_Objective_
Exactly reproduce the entries, dropping any pictures from your copy.

··· Record set ···

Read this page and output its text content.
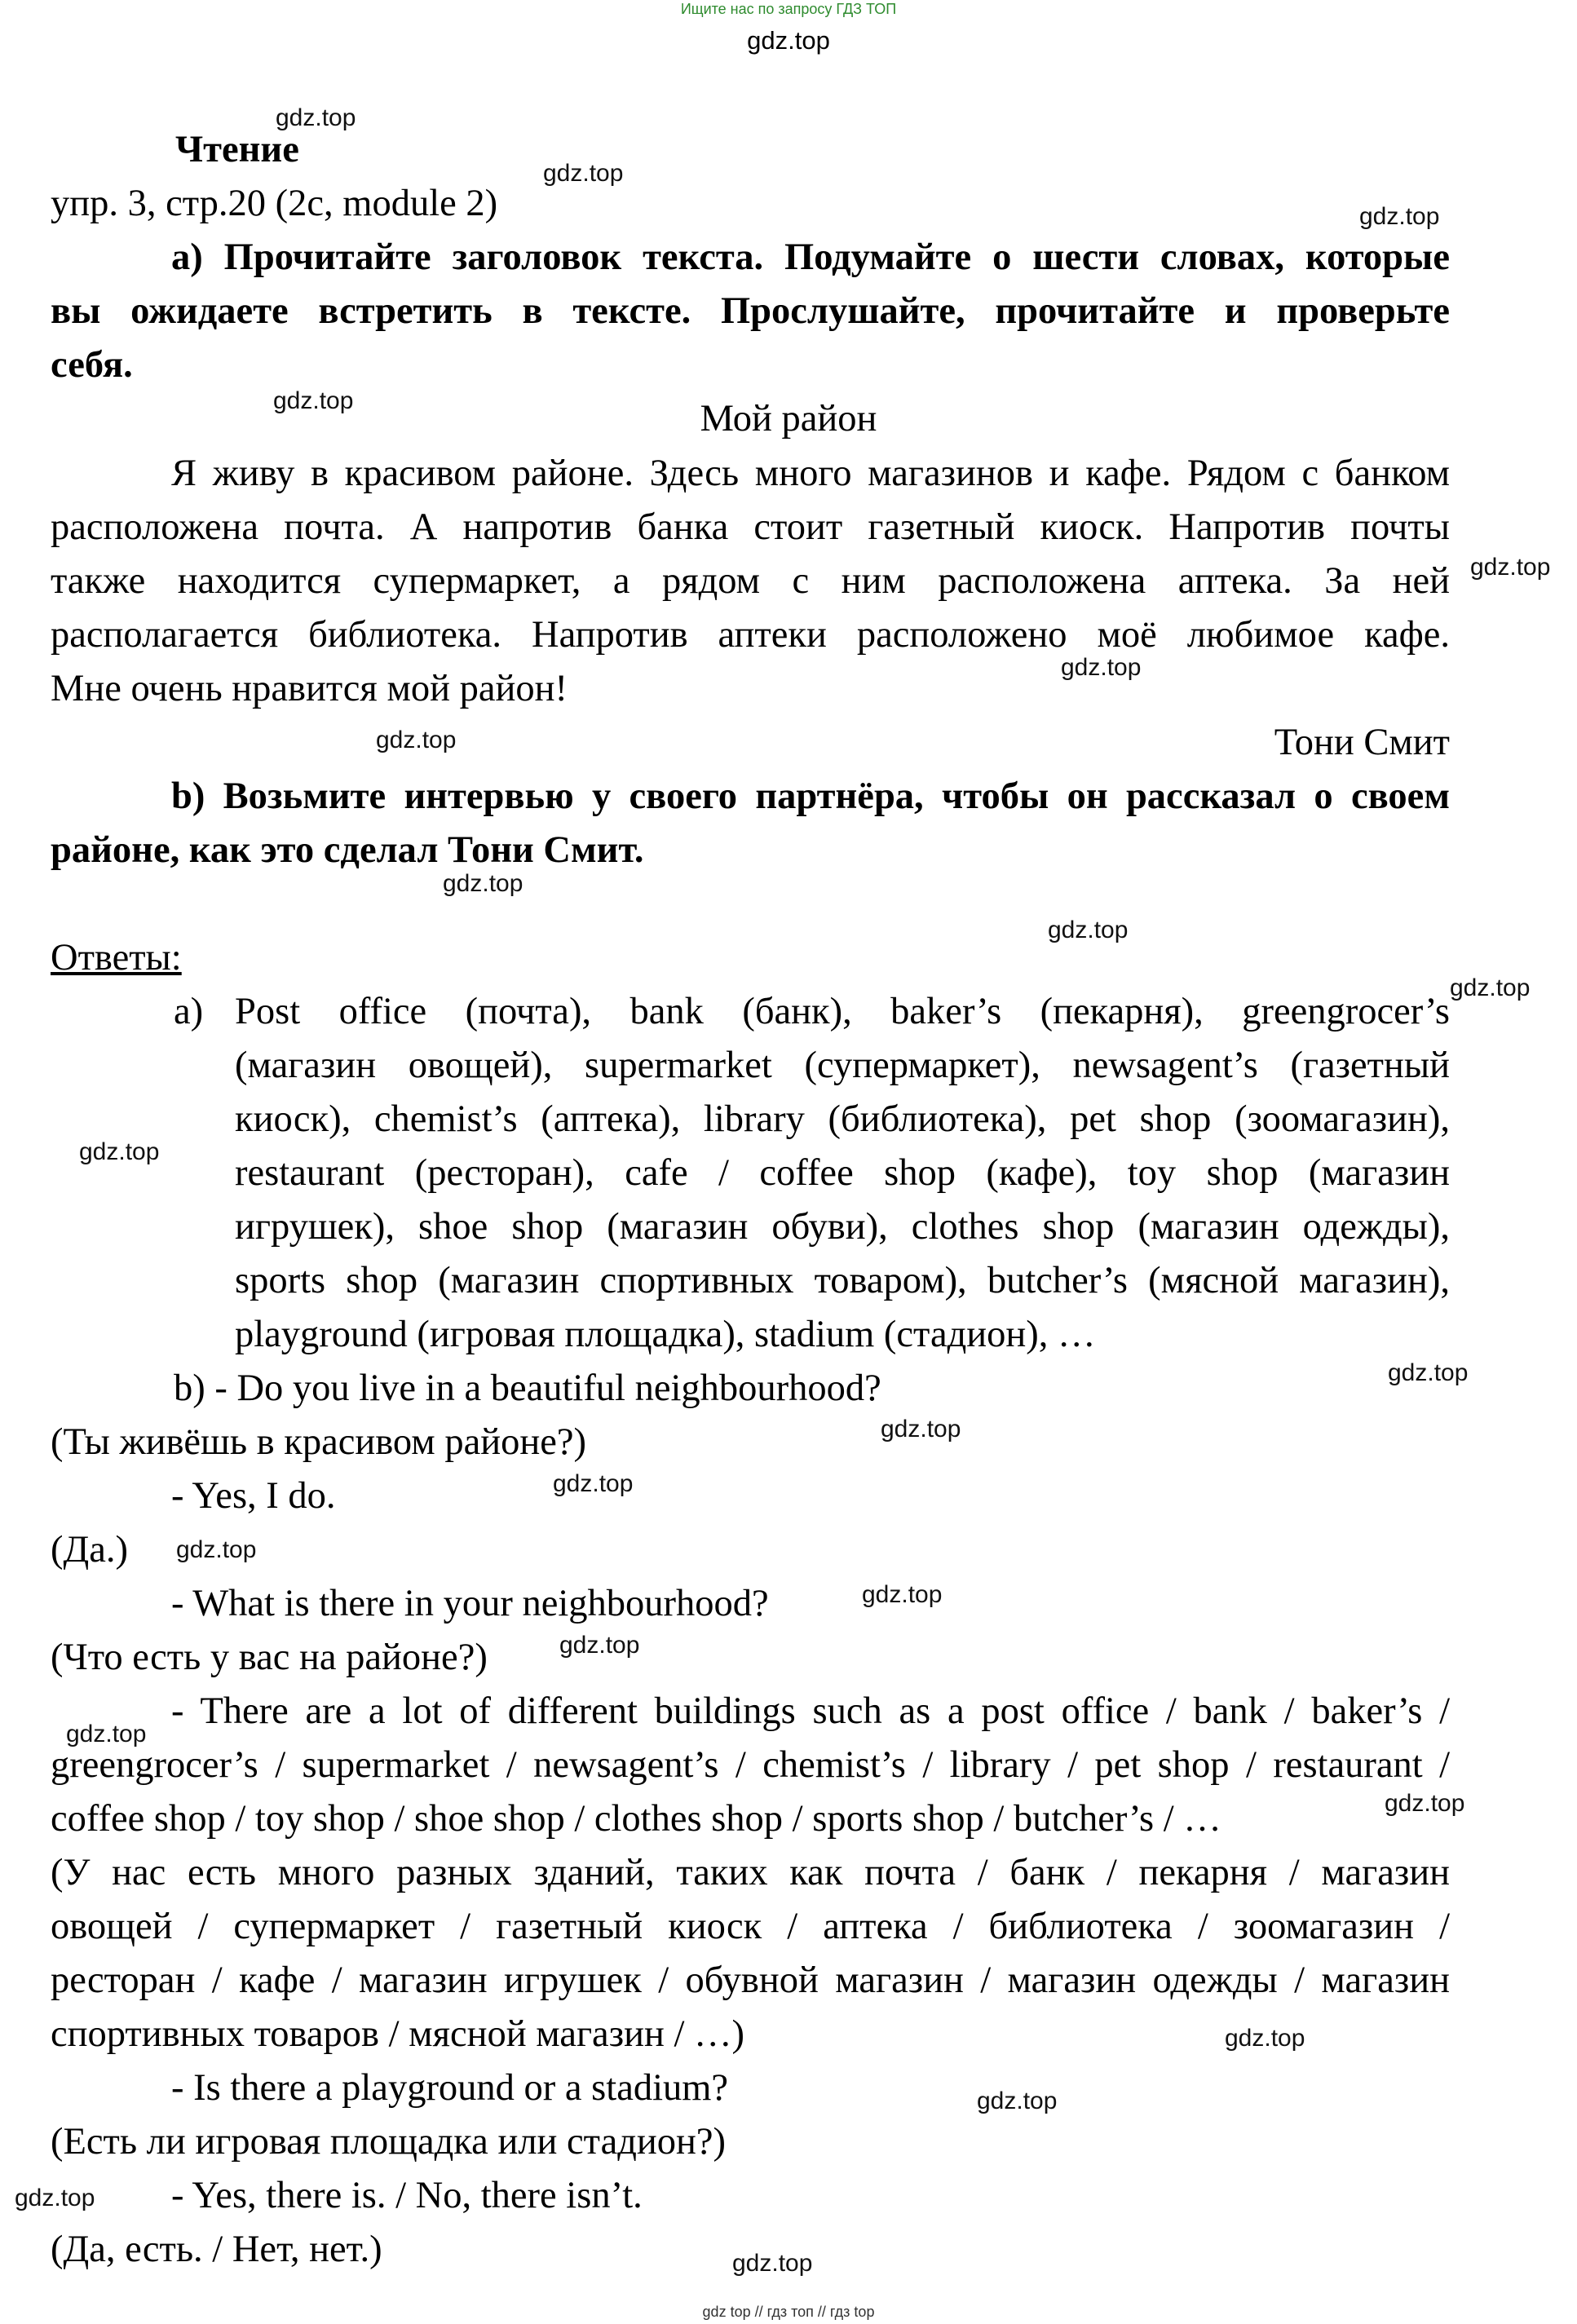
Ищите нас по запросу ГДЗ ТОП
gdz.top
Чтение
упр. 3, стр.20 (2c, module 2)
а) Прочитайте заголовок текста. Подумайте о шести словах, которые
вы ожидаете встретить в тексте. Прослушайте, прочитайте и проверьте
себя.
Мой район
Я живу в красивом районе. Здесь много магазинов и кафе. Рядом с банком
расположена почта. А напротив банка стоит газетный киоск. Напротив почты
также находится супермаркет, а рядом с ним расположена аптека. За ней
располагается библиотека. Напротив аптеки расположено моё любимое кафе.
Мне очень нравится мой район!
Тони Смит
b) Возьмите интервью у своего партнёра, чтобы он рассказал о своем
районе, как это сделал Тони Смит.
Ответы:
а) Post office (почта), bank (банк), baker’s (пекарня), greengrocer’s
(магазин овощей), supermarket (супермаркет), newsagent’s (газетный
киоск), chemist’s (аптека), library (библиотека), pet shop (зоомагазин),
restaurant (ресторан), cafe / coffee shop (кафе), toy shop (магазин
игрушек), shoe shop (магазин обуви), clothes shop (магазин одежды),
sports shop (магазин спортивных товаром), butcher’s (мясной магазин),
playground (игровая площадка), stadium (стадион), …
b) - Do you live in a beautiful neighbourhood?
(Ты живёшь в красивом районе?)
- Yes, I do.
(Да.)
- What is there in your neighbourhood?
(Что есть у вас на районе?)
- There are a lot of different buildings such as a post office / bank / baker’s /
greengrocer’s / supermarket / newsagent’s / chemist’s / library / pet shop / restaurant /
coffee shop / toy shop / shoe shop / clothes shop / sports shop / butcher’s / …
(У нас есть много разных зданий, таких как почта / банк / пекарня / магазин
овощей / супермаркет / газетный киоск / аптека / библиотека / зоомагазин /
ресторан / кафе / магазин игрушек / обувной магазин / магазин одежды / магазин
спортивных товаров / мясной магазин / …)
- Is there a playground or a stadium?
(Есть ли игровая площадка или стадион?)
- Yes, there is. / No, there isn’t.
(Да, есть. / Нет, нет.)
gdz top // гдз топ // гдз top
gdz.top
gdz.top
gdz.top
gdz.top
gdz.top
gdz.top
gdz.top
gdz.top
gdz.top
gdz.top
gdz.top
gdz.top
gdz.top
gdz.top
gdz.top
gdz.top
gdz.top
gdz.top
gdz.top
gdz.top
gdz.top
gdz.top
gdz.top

···

_Written solution_
Read this page and output its text content.
Ищите нас по запросу ГДЗ ТОП
gdz.top
Чтение
упр. 3, стр.20 (2c, module 2)
а) Прочитайте заголовок текста. Подумайте о шести словах, которые
вы ожидаете встретить в тексте. Прослушайте, прочитайте и проверьте
себя.
Мой район
Я живу в красивом районе. Здесь много магазинов и кафе. Рядом с банком
расположена почта. А напротив банка стоит газетный киоск. Напротив почты
также находится супермаркет, а рядом с ним расположена аптека. За ней
располагается библиотека. Напротив аптеки расположено моё любимое кафе.
Мне очень нравится мой район!
Тони Смит
b) Возьмите интервью у своего партнёра, чтобы он рассказал о своем
районе, как это сделал Тони Смит.
Ответы:
а) Post office (почта), bank (банк), baker’s (пекарня), greengrocer’s
(магазин овощей), supermarket (супермаркет), newsagent’s (газетный
киоск), chemist’s (аптека), library (библиотека), pet shop (зоомагазин),
restaurant (ресторан), cafe / coffee shop (кафе), toy shop (магазин
игрушек), shoe shop (магазин обуви), clothes shop (магазин одежды),
sports shop (магазин спортивных товаром), butcher’s (мясной магазин),
playground (игровая площадка), stadium (стадион), …
b) - Do you live in a beautiful neighbourhood?
(Ты живёшь в красивом районе?)
- Yes, I do.
(Да.)
- What is there in your neighbourhood?
(Что есть у вас на районе?)
- There are a lot of different buildings such as a post office / bank / baker’s /
greengrocer’s / supermarket / newsagent’s / chemist’s / library / pet shop / restaurant /
coffee shop / toy shop / shoe shop / clothes shop / sports shop / butcher’s / …
(У нас есть много разных зданий, таких как почта / банк / пекарня / магазин
овощей / супермаркет / газетный киоск / аптека / библиотека / зоомагазин /
ресторан / кафе / магазин игрушек / обувной магазин / магазин одежды / магазин
спортивных товаров / мясной магазин / …)
- Is there a playground or a stadium?
(Есть ли игровая площадка или стадион?)
- Yes, there is. / No, there isn’t.
(Да, есть. / Нет, нет.)
gdz top // гдз топ // гдз top
gdz.top
gdz.top
gdz.top
gdz.top
gdz.top
gdz.top
gdz.top
gdz.top
gdz.top
gdz.top
gdz.top
gdz.top
gdz.top
gdz.top
gdz.top
gdz.top
gdz.top
gdz.top
gdz.top
gdz.top
gdz.top
gdz.top
gdz.top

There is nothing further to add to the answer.